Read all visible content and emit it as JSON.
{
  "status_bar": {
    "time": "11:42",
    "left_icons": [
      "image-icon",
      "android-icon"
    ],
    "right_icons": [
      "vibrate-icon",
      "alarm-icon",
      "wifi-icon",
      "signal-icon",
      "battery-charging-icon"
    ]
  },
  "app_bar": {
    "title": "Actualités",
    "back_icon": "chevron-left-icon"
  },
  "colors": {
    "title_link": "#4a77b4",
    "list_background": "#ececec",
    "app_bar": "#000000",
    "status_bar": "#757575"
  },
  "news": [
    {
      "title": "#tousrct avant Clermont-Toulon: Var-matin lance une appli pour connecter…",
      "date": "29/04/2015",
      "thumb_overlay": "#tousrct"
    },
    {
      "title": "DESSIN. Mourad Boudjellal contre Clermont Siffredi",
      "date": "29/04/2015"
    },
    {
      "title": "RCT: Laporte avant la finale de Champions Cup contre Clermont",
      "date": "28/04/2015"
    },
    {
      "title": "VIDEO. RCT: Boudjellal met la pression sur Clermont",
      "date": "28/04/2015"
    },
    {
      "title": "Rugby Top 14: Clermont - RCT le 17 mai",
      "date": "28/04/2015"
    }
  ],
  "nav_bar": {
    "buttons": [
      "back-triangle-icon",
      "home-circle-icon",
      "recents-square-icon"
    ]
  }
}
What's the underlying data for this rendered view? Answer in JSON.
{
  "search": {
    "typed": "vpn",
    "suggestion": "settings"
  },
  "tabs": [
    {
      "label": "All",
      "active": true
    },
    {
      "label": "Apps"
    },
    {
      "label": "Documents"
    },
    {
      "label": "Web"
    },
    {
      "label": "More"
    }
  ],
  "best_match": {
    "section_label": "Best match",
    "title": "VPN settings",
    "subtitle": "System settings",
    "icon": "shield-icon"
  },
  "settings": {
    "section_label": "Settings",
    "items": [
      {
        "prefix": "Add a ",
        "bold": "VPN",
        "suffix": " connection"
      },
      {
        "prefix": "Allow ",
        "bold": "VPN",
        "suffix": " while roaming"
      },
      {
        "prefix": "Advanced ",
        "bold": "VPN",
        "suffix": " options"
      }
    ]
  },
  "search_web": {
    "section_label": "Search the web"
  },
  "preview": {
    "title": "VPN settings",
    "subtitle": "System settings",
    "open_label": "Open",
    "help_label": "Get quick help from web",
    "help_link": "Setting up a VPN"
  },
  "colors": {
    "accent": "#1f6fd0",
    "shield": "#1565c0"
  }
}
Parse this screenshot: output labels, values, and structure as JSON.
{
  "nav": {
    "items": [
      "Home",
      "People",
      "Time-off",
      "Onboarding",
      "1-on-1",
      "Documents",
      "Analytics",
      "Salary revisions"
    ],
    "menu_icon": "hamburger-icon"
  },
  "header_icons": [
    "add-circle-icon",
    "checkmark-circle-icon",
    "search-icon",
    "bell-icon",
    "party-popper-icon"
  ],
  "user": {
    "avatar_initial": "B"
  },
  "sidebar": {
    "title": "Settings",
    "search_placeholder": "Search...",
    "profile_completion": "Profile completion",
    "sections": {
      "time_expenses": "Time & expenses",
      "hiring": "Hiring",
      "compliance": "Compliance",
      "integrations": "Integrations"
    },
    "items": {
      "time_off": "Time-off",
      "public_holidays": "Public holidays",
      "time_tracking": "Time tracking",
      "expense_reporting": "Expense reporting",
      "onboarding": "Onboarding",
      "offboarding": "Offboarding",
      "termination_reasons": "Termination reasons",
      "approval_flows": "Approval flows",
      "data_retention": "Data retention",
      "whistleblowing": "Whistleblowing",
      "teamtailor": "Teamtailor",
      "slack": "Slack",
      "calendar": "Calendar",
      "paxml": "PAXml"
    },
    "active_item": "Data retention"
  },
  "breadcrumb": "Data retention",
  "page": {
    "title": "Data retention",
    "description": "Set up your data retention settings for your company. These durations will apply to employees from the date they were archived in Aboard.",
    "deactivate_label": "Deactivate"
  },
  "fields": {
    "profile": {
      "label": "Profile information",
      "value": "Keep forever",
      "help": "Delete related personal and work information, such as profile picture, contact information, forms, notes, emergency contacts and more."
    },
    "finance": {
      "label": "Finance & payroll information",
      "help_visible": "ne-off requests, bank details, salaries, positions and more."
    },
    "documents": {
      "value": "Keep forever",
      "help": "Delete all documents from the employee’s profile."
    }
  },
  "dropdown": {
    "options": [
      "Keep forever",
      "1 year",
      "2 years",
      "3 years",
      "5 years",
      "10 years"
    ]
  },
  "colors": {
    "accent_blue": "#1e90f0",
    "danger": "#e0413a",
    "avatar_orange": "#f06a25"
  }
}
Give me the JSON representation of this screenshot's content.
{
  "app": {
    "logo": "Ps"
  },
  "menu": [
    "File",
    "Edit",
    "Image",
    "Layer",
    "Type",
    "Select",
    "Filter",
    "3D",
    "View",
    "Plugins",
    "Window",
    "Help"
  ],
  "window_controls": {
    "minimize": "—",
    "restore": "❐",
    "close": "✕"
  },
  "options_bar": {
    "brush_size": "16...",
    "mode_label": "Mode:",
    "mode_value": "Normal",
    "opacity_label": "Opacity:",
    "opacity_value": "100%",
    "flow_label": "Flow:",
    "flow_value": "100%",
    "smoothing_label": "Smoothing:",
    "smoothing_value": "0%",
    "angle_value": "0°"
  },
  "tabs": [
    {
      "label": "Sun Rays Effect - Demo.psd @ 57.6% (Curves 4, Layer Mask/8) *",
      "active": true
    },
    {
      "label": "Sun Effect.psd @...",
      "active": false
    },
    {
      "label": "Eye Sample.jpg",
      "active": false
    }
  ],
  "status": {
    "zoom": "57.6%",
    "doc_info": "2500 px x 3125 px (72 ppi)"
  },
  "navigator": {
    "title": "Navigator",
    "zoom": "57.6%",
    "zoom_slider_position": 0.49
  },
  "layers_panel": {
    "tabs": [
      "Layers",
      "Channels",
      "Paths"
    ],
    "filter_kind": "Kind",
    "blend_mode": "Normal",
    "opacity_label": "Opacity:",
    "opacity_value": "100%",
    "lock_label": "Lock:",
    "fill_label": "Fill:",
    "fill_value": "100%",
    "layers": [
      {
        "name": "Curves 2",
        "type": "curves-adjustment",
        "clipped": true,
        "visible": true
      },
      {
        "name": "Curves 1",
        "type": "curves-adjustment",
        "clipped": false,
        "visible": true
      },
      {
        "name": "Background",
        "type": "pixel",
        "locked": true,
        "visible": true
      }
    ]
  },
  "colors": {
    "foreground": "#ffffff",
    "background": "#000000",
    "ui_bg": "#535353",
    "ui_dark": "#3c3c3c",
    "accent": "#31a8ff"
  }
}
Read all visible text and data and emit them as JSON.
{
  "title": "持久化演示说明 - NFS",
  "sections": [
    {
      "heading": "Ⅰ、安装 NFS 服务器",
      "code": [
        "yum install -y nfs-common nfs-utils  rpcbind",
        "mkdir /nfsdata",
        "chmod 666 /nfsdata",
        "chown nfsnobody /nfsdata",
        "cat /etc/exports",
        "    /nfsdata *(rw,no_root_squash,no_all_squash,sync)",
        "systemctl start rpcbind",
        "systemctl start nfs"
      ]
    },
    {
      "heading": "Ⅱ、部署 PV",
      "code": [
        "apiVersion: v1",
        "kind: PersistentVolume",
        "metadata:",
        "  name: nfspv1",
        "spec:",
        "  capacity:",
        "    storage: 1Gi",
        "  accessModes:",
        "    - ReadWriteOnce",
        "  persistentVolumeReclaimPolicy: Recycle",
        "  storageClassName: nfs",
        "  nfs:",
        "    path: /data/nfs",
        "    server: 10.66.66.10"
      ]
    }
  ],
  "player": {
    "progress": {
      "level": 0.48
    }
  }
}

### DIRECTIONS FOR THIS TASK
Using the records given above, list every line that includes the word "circle".

### TASK OUTPUT
      "home-circle-icon",
    "add-circle-icon",
    "checkmark-circle-icon",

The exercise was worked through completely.